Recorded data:
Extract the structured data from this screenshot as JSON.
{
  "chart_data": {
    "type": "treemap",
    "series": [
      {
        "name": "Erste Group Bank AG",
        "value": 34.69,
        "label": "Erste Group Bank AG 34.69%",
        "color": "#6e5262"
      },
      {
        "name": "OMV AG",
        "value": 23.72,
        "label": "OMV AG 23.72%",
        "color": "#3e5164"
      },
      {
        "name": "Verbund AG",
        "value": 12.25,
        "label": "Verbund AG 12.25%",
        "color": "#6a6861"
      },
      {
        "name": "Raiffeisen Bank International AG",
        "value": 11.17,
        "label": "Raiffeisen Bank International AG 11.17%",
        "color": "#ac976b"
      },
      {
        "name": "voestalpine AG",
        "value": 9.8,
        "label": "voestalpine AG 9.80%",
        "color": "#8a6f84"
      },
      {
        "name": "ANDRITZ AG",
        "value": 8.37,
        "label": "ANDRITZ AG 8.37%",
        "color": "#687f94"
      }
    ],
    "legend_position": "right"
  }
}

--

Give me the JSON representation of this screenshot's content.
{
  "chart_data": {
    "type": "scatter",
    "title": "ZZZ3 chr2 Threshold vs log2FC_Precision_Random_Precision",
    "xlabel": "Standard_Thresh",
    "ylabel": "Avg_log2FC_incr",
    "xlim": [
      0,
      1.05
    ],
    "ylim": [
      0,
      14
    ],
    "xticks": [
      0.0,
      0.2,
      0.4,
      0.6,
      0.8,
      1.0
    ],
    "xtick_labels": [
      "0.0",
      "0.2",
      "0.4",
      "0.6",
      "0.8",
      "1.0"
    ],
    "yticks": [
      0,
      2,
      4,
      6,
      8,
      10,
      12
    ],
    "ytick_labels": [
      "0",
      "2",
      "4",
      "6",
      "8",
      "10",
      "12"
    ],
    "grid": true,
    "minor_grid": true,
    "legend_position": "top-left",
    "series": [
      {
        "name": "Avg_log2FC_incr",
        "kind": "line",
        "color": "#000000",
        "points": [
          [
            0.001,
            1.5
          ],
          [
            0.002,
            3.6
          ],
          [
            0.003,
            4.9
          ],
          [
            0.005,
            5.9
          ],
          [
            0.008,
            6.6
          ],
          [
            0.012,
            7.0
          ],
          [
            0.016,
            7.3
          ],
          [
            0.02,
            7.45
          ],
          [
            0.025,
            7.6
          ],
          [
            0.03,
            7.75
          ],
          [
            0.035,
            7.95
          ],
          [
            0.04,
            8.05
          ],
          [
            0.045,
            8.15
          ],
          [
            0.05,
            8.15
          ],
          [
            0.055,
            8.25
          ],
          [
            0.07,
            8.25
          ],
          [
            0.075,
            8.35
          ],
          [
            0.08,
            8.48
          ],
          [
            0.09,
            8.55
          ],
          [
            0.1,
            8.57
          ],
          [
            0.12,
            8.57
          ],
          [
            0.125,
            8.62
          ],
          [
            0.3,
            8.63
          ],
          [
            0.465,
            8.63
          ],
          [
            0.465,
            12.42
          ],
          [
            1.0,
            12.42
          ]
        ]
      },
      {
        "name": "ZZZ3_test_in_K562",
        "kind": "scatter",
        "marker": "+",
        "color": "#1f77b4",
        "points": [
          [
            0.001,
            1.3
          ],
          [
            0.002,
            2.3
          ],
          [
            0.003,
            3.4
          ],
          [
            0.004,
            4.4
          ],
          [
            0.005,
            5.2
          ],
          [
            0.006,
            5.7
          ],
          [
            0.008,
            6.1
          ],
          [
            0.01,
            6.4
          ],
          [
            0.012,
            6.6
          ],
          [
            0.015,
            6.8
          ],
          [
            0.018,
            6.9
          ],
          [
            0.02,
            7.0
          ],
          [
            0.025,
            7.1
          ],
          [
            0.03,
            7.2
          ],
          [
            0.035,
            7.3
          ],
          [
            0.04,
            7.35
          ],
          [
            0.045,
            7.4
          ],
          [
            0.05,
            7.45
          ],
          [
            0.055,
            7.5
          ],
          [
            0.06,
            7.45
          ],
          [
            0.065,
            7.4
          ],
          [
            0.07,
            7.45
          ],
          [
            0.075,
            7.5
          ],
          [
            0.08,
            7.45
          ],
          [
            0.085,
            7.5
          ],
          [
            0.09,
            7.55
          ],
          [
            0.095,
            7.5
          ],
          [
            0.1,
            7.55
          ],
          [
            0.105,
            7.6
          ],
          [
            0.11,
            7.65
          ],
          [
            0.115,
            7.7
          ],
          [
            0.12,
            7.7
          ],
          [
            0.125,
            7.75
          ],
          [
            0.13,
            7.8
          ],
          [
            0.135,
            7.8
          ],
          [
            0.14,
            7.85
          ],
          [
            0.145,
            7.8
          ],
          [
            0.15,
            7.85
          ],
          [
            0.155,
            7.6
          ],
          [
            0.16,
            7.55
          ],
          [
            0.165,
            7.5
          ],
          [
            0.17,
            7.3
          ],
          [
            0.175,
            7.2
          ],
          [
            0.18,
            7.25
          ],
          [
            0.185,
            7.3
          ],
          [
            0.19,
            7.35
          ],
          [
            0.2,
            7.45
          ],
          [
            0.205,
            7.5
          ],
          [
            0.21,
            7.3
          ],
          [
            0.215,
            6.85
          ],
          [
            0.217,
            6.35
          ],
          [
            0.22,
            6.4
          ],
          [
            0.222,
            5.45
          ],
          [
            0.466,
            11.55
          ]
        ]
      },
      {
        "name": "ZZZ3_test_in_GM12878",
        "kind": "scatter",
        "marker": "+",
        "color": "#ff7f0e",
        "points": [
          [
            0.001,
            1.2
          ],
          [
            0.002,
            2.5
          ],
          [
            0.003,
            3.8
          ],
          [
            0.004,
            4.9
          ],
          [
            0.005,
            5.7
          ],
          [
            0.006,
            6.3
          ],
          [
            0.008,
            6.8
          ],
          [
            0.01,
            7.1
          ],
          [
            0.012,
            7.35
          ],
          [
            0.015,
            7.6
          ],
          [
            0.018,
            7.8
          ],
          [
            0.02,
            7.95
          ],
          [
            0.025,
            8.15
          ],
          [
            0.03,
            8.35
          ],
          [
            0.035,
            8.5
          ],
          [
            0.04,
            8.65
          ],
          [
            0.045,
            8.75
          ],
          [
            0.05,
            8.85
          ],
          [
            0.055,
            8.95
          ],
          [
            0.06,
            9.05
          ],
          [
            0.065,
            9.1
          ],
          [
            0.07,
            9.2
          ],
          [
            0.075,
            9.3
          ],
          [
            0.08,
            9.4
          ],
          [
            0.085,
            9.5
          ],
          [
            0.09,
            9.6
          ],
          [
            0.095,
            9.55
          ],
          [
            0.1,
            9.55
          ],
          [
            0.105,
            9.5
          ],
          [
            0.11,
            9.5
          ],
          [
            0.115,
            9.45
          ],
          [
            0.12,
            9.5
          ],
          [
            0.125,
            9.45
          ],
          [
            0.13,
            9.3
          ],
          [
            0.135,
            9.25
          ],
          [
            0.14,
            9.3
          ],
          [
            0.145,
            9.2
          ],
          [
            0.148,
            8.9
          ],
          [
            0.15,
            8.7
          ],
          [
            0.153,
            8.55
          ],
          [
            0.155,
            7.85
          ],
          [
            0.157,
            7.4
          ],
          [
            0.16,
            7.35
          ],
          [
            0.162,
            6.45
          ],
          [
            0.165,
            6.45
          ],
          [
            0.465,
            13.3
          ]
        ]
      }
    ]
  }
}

§ **YOUR GOAL**: Reply with one number only: how many lines of the listing hold "Bank"?

§ **RESPONSE TO THE EXERCISE**: 4